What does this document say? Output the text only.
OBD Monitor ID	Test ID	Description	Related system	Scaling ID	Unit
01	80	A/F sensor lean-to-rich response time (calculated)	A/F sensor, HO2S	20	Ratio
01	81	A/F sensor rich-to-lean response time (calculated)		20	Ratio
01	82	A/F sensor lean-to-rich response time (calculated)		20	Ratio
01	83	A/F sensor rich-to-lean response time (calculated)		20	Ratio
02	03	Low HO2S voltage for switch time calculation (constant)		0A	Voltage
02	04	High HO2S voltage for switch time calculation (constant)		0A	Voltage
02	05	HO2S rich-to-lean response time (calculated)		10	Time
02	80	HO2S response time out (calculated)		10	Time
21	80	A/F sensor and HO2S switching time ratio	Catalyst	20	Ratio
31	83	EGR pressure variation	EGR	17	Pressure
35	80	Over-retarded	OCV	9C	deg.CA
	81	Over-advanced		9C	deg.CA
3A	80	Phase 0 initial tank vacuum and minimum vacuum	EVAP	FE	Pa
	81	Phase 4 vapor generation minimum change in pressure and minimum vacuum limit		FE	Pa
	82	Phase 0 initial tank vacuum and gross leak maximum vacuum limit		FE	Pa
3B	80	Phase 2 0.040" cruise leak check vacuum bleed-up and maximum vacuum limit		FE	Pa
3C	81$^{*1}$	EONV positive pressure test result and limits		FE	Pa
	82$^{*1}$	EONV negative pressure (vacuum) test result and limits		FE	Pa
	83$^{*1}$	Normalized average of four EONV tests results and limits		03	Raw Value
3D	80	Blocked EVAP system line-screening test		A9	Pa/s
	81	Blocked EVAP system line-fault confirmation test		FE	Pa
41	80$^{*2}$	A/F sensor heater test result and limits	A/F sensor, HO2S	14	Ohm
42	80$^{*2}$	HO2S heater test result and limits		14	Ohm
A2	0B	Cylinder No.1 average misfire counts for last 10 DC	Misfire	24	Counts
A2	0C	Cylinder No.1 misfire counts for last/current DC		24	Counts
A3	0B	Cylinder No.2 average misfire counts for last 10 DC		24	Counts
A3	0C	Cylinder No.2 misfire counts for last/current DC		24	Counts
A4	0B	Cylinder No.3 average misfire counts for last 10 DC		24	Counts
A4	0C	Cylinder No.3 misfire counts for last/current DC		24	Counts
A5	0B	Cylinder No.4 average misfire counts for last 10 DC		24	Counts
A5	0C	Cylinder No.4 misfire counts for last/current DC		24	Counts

**Goal of the exercise**
Pull out each line holding the string "pressure".

**Task response**
31	83	EGR pressure variation	EGR	17	Pressure
	81	Phase 4 vapor generation minimum change in pressure and minimum vacuum limit		FE	Pa
3C	81$^{*1}$	EONV positive pressure test result and limits		FE	Pa
	82$^{*1}$	EONV negative pressure (vacuum) test result and limits		FE	Pa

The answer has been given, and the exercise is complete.